Records provided =>
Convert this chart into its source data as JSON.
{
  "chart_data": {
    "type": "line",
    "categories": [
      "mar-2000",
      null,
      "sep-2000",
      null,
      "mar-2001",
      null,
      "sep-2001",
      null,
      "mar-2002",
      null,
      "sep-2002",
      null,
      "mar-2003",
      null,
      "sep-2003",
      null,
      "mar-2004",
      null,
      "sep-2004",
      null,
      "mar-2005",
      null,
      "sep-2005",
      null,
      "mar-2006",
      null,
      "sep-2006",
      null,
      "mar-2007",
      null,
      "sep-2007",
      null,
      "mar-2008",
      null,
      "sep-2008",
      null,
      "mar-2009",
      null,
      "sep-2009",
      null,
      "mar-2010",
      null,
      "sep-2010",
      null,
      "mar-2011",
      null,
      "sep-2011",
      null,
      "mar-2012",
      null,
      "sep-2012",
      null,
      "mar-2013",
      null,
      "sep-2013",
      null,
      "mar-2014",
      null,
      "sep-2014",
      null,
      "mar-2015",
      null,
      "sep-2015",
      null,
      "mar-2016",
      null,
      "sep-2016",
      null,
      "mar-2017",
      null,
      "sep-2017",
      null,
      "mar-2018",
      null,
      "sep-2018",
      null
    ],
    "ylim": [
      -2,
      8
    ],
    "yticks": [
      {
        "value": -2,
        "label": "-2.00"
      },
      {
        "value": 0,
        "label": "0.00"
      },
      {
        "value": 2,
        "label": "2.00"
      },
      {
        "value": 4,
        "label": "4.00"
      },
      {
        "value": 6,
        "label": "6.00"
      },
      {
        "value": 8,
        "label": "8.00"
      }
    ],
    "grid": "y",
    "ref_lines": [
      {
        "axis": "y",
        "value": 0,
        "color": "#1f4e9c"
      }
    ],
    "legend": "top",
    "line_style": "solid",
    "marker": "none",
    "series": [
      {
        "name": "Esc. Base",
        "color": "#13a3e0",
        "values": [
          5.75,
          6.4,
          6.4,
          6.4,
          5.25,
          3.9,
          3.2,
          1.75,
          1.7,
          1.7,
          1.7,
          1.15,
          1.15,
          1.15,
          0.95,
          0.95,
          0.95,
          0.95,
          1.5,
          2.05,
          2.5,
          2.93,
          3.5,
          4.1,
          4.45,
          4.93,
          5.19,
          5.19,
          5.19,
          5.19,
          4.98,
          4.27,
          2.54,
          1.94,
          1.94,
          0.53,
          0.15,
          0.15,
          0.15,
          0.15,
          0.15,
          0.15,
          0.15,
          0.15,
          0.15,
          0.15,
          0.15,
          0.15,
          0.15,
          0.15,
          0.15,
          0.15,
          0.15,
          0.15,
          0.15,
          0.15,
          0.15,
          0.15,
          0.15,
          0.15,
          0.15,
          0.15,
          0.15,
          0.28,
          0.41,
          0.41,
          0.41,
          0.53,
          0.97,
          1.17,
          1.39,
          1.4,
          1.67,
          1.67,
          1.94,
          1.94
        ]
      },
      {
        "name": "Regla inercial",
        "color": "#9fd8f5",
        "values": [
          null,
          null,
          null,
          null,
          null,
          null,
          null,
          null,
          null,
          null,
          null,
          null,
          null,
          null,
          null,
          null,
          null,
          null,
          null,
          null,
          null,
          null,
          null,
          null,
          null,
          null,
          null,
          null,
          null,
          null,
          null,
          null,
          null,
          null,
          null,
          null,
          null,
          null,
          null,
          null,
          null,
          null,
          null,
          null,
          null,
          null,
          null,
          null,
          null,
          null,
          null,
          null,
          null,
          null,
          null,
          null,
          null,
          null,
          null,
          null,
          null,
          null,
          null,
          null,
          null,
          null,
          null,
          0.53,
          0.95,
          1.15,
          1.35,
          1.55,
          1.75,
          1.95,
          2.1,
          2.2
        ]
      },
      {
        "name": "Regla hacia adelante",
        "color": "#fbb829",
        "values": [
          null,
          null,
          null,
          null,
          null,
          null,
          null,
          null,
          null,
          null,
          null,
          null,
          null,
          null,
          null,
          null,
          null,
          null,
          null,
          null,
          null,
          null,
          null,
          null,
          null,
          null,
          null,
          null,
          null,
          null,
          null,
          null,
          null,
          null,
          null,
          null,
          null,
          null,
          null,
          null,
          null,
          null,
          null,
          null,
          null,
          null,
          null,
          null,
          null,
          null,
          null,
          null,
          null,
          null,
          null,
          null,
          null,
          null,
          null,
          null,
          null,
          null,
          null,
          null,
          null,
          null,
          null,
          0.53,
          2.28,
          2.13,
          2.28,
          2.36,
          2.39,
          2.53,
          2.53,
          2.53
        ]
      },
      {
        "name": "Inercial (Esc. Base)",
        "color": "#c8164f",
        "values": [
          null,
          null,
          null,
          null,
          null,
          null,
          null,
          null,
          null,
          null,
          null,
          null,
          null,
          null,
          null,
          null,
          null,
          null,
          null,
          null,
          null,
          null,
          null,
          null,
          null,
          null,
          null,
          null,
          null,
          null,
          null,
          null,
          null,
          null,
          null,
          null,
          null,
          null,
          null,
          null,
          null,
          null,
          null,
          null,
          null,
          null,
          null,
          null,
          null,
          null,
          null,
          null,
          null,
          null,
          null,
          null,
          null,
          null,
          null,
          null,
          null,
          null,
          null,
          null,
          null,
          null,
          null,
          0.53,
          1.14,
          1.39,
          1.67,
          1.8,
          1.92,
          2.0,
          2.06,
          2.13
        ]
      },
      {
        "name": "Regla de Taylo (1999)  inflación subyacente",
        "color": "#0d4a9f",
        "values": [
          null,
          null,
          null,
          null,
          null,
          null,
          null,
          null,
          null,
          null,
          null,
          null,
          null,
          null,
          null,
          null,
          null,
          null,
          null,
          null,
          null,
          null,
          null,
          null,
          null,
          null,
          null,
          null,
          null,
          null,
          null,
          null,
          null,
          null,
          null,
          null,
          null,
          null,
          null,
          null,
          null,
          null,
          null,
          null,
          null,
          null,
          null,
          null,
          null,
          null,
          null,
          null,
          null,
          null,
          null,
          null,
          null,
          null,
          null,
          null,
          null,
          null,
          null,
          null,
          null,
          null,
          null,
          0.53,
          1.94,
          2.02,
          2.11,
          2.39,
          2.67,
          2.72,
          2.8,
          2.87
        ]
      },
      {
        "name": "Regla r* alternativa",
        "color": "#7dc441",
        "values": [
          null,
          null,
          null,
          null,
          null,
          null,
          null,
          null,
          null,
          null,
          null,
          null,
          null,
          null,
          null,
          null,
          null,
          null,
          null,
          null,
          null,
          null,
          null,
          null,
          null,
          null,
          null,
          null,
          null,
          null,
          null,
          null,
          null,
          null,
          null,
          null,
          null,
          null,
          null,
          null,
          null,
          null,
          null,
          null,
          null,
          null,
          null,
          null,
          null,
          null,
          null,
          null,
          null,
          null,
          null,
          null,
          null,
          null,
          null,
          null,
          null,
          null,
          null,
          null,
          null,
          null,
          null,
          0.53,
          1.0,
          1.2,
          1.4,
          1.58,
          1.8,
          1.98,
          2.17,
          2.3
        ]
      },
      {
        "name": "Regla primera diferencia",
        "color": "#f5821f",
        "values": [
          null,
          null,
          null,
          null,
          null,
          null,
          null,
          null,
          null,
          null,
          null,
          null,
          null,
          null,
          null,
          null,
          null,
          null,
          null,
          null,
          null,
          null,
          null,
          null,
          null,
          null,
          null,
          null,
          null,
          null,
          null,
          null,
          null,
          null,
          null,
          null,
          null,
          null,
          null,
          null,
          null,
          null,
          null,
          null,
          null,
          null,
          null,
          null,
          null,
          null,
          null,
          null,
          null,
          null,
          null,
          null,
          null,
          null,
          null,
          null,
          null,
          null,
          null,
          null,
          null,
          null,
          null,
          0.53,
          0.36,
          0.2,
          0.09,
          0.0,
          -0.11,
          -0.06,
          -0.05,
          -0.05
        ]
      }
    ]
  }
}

Exercise directions => Return each line that includes "Regla".

Output of the task =>
        "name": "Regla inercial",
        "name": "Regla hacia adelante",
        "name": "Regla de Taylo (1999)  inflación subyacente",
        "name": "Regla r* alternativa",
        "name": "Regla primera diferencia",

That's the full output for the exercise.